● PROBLEMS AND TASKS
1) From the baseball payroll interview, write down the passage from "In my opinion, I" up to and including "lot of money.".
2) Extend the baseball payroll interview, picking up right after its final sentence.
— start SOURCE EXCERPT —
I still believe that if you've got a lot of extra money, and you spend it smart, you can pick up a heck of an advantage. And I think the advantage you pick up is that you can compete kind of year-in and year-out; where if you don't have a lot of money, you might be able to put it together with some smart grass and some real good young players and mix in the club with the players here or there. But it's pretty hard to sustain it. Because as soon as those young guys start making money, you can't afford to keep them.
In my opinion, I wish we all had the same money to spend. That way the premium would be on who scouted better, who developed better and who competed better at the big league level and you would not be given some of these obscene advantages. And I say that, we spend 90 million, so we spent a lot of money.

Q. Considering the substantial off-season losses you had, can you reflect on what your expectations were coming in and where you are now in relation to that?
TONY LaRUSSA: Well, if you go back after the 2004 season during the winter, we had a bunch of changes for 2005. And it turned out to be a solid year.
— end SOURCE EXCERPT —
— start ITEMS —
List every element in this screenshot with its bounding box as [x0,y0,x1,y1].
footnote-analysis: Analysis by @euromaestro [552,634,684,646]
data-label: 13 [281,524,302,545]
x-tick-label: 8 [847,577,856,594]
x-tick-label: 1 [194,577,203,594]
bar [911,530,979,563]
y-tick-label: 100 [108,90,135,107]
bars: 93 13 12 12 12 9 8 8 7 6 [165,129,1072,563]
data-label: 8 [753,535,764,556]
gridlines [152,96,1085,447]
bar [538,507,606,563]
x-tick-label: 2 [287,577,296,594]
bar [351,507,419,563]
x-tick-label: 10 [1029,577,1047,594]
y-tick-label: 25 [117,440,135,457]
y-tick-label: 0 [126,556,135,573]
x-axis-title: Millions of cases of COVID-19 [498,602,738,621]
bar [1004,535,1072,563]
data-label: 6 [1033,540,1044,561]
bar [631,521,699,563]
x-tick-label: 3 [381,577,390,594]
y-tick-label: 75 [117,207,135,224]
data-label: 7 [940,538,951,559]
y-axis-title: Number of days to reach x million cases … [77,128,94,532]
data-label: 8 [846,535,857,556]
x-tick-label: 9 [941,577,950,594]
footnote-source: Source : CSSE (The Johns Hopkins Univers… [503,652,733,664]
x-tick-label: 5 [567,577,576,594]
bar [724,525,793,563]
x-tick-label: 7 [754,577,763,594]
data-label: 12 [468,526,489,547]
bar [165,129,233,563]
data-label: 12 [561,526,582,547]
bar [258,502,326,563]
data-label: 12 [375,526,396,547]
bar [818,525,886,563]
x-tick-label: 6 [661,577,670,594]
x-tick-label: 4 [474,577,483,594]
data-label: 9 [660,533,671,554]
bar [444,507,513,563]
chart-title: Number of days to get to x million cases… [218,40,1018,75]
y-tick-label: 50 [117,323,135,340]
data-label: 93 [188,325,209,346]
— end ITEMS —
● OUTPUTS
1)
In my opinion, I wish we all had the same money to spend. That way the premium would be on who scouted better, who developed better and who competed better at the big league level and you would not be given some of these obscene advantages. And I say that, we spend 90 million, so we spent a lot of money.

2)
And I felt the same this winter, because our core; you know, we have a core of pitchers and a core of players, and we do -- there are maybe 12 or 15 guys, so 10 different is a lot, but our core is so strong, I felt going into the season that we were as good as anybody. I mean, I felt that way going into Spring Training that we were as good as anybody, because our core, our returning core, all you have to do is is complement that. I think Walt (Jocketty) does a great job, Aaron Miles coming in this year was specific. When you've got a strong core, you can mix and match and complement. When you've got to start finding core guys, that's when it's tougher.

Q. Five games in a row, I don't know if you've ever done that done that in the post-season. Somebody asked you about Jeff and how you play that game tonight what about the bullpen five days, not having the fifth starter as well, do you have to think out as many scenarios as possible?
TONY LaRUSSA: I think we're in good shape for it. Most of the season, we go 12 pitchers and 13 players. So five starters, we have seven relievers. And we've got seven relievers for these five days, everyone is feeling good, the weather is cooler. I think it's -- I'm actually liking five in a row, because you know, you all get excited and playing and there's a day off, get excited about playing and then that's a day off. It's more natural to us and hopefully it's reflected in the play.

End of FastScripts...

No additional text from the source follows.